_RECORD LIST:_
• • • • • • •

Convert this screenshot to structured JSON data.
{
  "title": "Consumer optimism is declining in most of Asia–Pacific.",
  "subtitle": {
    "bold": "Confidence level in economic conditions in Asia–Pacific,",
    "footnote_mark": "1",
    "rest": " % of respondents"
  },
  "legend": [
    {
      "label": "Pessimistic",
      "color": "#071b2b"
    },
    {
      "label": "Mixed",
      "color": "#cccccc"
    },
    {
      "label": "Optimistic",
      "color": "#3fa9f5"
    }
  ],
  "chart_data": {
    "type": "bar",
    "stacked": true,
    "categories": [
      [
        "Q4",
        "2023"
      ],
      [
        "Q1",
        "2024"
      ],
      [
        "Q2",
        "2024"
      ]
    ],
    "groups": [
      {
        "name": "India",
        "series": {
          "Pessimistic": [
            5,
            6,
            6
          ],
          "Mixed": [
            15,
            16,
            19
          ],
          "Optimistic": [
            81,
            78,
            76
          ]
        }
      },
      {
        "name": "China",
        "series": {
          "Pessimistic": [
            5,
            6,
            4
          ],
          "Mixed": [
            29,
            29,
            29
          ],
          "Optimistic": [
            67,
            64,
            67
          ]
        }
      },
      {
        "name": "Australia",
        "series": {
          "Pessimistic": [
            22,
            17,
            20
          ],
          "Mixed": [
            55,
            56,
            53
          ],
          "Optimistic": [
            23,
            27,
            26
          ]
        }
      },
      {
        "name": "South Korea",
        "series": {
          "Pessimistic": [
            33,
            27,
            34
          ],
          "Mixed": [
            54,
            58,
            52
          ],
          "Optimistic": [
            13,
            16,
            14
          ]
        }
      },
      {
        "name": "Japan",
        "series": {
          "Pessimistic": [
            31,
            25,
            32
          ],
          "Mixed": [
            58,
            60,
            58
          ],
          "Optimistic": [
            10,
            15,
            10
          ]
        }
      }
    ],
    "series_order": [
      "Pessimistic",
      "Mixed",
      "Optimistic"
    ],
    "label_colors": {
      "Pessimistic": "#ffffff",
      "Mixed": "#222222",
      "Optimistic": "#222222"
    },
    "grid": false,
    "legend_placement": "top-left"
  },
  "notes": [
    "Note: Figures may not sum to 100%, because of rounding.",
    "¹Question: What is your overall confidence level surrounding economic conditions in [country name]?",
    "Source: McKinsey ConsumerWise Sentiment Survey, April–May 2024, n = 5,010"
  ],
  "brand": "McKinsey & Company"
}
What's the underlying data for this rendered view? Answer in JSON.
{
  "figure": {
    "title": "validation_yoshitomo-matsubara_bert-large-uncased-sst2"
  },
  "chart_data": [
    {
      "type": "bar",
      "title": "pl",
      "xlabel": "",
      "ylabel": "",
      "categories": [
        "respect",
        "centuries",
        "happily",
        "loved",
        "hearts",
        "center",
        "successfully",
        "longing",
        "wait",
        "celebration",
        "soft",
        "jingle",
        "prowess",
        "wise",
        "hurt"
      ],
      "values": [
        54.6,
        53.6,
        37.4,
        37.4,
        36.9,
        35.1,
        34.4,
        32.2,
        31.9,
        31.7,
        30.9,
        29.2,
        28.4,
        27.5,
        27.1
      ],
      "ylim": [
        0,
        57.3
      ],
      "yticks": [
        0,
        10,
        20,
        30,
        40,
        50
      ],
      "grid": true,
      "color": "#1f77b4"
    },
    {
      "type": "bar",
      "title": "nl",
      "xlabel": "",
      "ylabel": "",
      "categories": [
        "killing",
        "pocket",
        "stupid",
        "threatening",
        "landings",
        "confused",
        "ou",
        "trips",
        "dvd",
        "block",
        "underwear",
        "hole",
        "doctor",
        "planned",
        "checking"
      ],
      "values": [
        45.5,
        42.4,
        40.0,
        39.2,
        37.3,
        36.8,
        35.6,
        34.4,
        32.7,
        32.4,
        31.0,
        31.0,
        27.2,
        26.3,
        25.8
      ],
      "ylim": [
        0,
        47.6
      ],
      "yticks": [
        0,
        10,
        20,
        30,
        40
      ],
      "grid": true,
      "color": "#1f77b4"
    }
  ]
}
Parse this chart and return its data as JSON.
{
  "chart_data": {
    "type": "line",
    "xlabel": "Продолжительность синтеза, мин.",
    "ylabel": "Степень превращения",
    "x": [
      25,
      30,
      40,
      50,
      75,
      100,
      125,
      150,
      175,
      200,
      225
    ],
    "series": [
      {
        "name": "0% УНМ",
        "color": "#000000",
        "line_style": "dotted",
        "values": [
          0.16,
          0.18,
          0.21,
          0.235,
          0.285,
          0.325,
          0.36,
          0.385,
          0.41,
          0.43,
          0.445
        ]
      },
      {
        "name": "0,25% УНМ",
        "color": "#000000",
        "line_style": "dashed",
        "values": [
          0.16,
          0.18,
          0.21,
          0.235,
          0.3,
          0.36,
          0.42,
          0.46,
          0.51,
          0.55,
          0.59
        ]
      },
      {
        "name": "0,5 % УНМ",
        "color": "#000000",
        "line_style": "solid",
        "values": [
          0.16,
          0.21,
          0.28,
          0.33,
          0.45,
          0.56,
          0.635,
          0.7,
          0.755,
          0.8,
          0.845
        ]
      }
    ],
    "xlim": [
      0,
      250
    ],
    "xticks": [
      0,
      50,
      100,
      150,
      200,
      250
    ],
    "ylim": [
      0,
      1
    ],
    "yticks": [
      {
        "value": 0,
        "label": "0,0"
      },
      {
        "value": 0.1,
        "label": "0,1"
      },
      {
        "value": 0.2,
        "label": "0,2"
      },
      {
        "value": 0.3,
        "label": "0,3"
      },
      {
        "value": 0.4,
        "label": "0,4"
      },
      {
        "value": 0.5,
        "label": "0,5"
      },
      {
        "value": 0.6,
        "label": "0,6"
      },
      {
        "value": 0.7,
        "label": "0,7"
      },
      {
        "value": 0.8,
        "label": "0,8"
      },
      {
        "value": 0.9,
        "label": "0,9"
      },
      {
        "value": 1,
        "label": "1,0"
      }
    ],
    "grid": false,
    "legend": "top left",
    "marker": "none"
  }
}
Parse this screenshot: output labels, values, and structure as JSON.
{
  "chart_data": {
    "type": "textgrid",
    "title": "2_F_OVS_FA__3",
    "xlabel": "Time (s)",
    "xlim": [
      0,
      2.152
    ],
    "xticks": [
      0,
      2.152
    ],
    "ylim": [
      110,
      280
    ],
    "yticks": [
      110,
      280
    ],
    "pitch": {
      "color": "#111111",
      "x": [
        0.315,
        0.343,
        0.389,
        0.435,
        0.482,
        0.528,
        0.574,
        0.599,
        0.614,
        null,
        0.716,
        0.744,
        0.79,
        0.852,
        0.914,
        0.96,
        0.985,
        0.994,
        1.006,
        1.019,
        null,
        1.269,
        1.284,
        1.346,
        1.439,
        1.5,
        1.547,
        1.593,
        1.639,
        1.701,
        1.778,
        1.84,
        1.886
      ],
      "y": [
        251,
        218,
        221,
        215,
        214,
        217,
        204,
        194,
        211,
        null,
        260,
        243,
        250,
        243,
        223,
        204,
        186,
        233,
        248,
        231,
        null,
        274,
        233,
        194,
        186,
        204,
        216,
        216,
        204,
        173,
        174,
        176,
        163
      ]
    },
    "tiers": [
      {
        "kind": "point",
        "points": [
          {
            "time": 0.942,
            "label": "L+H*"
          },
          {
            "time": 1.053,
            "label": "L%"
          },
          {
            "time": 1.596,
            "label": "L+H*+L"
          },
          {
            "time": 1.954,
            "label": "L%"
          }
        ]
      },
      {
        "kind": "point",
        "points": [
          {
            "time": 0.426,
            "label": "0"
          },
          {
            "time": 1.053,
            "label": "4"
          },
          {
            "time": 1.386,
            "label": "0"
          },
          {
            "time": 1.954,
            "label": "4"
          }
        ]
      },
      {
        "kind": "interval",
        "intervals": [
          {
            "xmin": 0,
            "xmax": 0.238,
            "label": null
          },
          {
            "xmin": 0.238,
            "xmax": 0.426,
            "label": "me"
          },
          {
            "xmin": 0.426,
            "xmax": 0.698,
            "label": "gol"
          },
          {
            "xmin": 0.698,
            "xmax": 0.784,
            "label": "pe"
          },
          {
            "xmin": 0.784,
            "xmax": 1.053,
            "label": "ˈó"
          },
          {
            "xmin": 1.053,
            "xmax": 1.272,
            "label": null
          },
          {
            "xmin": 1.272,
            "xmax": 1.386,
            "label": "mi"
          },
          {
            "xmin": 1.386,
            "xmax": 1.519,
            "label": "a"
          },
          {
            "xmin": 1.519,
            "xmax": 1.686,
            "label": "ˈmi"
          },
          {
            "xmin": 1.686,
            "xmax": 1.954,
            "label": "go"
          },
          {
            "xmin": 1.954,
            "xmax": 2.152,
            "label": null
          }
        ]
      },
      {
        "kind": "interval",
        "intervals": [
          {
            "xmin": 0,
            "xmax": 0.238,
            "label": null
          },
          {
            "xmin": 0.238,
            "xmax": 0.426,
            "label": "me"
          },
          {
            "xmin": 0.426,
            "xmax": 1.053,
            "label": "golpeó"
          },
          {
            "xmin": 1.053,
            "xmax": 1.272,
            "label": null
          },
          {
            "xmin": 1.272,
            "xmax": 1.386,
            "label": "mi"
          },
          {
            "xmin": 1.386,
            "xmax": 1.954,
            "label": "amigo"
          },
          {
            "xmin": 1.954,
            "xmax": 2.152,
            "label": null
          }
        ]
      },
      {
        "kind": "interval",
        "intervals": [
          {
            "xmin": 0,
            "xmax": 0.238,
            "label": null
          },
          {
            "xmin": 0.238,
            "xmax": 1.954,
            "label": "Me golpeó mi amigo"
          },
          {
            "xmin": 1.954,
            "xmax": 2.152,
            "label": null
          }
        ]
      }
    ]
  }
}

• • • • • • •

_PROMPT:_ Find the string "What" in the records, then copy each line where it occurs.

_THE RESULT:_
    "¹Question: What is your overall confidence level surrounding economic conditions in [country name]?",
What's the underlying data for this rendered view? Answer in JSON.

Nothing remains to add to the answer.